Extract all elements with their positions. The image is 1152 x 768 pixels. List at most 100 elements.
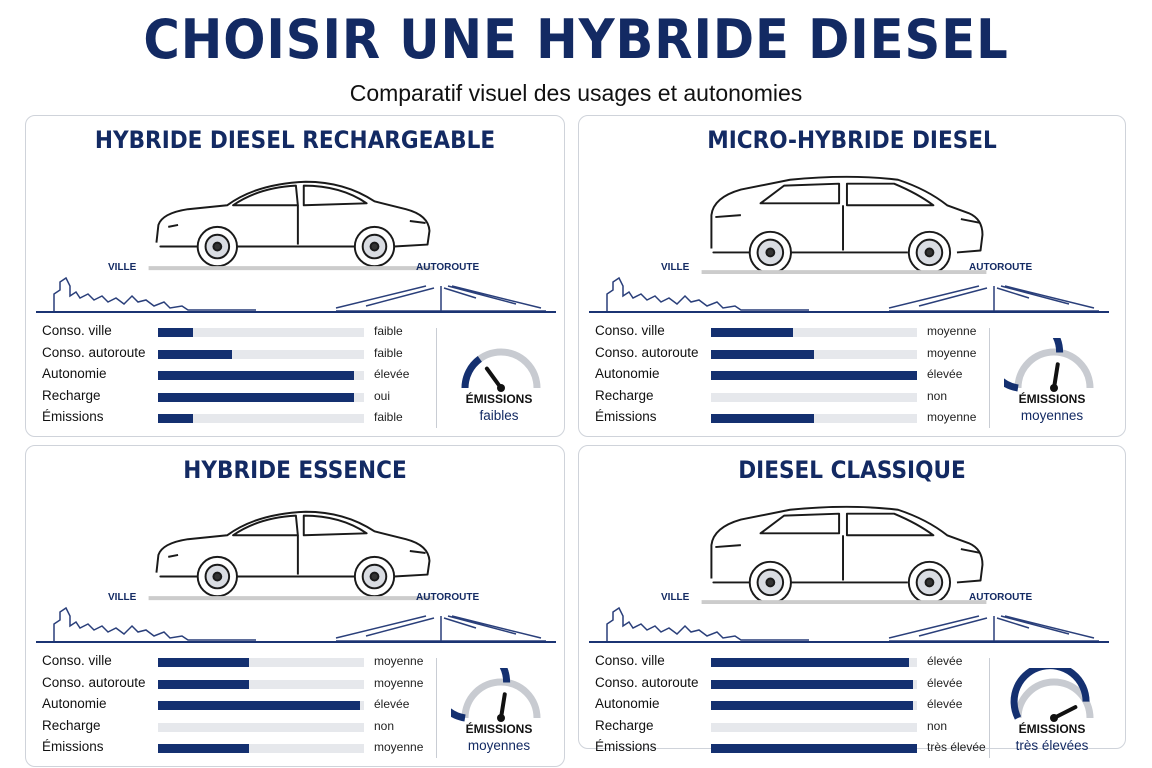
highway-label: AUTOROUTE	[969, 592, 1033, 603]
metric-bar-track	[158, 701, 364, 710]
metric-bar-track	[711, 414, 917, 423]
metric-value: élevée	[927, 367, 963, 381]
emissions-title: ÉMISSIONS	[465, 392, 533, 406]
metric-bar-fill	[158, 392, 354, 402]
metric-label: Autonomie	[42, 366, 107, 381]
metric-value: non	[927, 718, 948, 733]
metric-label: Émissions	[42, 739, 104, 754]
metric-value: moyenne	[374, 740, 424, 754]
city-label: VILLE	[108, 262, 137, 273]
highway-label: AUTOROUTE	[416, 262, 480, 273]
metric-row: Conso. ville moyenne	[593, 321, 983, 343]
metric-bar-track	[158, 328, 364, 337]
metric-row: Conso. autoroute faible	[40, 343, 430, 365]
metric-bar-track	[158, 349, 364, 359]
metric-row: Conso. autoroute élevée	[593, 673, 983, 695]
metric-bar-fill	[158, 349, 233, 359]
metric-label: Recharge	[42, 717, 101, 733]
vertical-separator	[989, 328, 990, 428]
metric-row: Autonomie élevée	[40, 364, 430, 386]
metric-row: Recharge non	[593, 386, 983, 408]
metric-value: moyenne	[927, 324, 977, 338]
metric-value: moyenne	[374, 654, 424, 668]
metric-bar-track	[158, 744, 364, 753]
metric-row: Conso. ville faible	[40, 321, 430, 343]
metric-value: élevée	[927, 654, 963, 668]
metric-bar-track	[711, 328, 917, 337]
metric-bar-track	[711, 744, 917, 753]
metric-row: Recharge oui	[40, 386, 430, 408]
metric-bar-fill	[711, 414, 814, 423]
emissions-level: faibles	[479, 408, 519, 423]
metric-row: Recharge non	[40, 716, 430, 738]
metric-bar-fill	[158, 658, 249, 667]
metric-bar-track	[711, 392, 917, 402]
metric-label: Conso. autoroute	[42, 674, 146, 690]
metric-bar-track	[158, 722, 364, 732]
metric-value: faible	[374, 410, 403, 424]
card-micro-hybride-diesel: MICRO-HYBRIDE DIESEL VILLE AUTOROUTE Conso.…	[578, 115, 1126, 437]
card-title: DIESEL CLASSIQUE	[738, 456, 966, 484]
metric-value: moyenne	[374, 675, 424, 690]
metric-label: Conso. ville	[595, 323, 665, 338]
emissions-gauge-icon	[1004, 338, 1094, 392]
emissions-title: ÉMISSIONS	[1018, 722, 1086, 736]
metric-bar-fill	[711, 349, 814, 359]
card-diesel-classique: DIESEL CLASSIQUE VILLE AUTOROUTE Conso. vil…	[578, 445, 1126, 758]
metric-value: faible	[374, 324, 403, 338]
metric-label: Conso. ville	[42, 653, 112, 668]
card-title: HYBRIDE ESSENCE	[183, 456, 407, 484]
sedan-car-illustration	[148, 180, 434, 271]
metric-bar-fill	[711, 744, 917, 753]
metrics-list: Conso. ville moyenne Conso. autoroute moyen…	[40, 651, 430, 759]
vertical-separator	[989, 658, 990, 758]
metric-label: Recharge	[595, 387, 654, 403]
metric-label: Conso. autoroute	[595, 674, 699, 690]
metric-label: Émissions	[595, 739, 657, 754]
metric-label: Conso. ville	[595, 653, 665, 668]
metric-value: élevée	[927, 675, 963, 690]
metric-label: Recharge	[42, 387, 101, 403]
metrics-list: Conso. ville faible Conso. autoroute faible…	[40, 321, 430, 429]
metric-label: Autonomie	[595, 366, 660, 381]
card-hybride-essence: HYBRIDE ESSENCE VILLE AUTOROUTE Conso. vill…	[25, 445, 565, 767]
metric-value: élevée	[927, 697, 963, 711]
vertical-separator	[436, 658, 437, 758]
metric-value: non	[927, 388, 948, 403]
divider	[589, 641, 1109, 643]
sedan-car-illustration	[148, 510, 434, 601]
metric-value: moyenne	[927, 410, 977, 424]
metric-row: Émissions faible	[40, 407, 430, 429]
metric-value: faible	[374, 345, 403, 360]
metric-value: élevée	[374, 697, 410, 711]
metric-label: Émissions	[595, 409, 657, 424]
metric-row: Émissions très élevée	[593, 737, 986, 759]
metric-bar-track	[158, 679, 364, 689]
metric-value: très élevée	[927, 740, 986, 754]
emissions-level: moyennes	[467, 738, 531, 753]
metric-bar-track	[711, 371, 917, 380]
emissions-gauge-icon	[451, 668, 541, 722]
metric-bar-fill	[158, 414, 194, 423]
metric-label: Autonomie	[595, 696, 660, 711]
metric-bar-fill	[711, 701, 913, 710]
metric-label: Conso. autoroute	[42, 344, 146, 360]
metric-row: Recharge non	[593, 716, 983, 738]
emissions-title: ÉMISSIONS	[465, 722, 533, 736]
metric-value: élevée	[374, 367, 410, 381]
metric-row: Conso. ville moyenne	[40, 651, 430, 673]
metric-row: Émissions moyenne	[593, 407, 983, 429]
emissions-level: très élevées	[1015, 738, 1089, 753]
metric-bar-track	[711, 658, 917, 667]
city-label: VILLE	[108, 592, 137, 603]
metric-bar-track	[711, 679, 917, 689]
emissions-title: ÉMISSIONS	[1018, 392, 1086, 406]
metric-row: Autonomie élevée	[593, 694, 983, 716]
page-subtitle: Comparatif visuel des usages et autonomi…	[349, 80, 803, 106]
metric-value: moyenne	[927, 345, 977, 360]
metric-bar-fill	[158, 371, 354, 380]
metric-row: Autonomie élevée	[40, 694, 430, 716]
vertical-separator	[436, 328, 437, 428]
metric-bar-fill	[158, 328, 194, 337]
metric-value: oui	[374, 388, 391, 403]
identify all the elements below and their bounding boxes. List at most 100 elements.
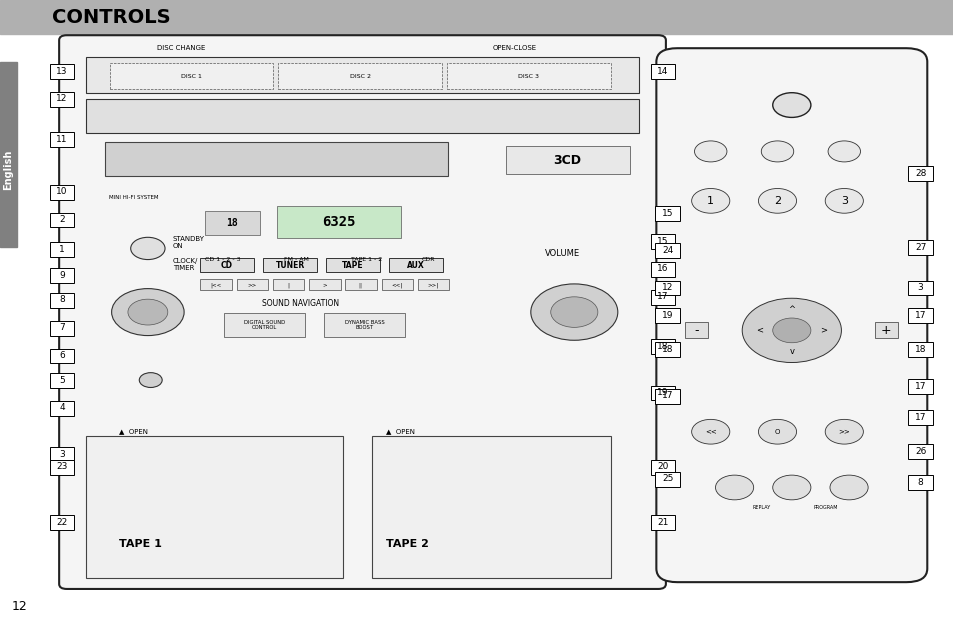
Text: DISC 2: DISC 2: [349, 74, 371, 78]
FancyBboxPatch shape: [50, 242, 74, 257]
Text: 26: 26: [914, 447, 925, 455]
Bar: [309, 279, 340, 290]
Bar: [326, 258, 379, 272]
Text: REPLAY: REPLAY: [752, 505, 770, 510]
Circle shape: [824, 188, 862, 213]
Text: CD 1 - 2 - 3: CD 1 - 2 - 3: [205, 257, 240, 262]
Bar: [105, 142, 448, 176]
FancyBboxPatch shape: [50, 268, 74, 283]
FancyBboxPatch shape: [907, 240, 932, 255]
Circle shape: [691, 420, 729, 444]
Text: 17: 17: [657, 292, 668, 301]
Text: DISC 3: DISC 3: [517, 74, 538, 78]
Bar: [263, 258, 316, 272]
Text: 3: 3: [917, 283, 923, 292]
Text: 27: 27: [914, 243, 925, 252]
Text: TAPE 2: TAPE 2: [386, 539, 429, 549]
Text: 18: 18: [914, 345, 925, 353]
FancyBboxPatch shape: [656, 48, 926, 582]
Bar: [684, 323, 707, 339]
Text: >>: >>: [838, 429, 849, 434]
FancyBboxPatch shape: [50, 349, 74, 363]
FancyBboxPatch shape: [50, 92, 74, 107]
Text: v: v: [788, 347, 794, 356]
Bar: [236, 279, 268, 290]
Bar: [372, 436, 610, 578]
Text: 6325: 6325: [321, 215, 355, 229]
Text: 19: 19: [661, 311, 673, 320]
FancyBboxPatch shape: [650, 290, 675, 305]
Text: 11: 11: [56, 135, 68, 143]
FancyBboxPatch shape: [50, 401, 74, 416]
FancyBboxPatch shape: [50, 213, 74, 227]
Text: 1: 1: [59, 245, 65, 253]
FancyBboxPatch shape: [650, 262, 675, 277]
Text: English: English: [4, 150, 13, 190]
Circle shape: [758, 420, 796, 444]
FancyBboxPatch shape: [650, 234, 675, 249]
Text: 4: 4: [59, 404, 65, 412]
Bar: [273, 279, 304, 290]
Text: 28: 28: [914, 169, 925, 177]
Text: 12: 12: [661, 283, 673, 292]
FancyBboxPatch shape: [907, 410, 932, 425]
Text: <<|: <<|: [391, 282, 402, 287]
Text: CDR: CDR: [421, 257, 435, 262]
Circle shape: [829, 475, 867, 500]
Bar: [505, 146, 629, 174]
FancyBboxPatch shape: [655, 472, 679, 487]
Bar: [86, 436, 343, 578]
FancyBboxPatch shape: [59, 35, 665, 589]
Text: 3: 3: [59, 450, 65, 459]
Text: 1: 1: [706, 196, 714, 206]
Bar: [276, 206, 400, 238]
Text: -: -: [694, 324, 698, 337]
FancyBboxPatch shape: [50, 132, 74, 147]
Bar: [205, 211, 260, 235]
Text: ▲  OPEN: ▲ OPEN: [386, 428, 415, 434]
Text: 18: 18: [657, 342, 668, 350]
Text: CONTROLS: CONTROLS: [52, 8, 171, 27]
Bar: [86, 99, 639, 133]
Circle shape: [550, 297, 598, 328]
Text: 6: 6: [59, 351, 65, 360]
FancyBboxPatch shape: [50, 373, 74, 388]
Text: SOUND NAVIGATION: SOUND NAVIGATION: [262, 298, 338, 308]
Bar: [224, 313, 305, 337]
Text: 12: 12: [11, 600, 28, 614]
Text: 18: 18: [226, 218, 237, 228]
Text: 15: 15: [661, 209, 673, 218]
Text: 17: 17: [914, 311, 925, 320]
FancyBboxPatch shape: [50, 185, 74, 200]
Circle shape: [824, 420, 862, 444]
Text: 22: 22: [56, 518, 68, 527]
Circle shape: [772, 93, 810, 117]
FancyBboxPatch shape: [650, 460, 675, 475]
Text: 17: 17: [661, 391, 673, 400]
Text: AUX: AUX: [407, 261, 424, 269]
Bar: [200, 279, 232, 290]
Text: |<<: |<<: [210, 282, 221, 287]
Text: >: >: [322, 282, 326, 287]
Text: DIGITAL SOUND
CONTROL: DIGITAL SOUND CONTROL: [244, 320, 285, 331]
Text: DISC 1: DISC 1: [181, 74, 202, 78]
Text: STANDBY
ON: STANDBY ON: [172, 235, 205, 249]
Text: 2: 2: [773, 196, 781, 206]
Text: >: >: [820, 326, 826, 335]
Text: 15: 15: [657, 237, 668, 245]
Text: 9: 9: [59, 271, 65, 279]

WHAT NEEDS TO BE DONE — Rewrite the material between the lines holding "Text: DISC 2: DISC 2: [349, 74, 371, 78]" and "FancyBboxPatch shape: [50, 213, 74, 227]", inclusive, putting "Ring" wherever "Circle" appears and leaving everything else as it is.

EXERCISE ANSWER —
Text: DISC 2: DISC 2: [349, 74, 371, 78]
FancyBboxPatch shape: [50, 242, 74, 257]
Text: 26: 26: [914, 447, 925, 455]
Bar: [309, 279, 340, 290]
Bar: [326, 258, 379, 272]
Text: REPLAY: REPLAY: [752, 505, 770, 510]
Ring shape: [824, 188, 862, 213]
Text: CD 1 - 2 - 3: CD 1 - 2 - 3: [205, 257, 240, 262]
Bar: [105, 142, 448, 176]
FancyBboxPatch shape: [50, 268, 74, 283]
FancyBboxPatch shape: [907, 240, 932, 255]
Ring shape: [691, 420, 729, 444]
Text: 17: 17: [657, 292, 668, 301]
Text: DISC 3: DISC 3: [517, 74, 538, 78]
Bar: [263, 258, 316, 272]
Text: 3: 3: [917, 283, 923, 292]
Text: 27: 27: [914, 243, 925, 252]
Text: TAPE 2: TAPE 2: [386, 539, 429, 549]
Text: 18: 18: [914, 345, 925, 353]
FancyBboxPatch shape: [656, 48, 926, 582]
Bar: [684, 323, 707, 339]
Text: >>: >>: [838, 429, 849, 434]
FancyBboxPatch shape: [50, 349, 74, 363]
FancyBboxPatch shape: [50, 92, 74, 107]
Text: v: v: [788, 347, 794, 356]
Bar: [236, 279, 268, 290]
Bar: [372, 436, 610, 578]
Text: 6325: 6325: [321, 215, 355, 229]
Text: 19: 19: [661, 311, 673, 320]
FancyBboxPatch shape: [650, 290, 675, 305]
Text: 11: 11: [56, 135, 68, 143]
FancyBboxPatch shape: [50, 401, 74, 416]
FancyBboxPatch shape: [50, 213, 74, 227]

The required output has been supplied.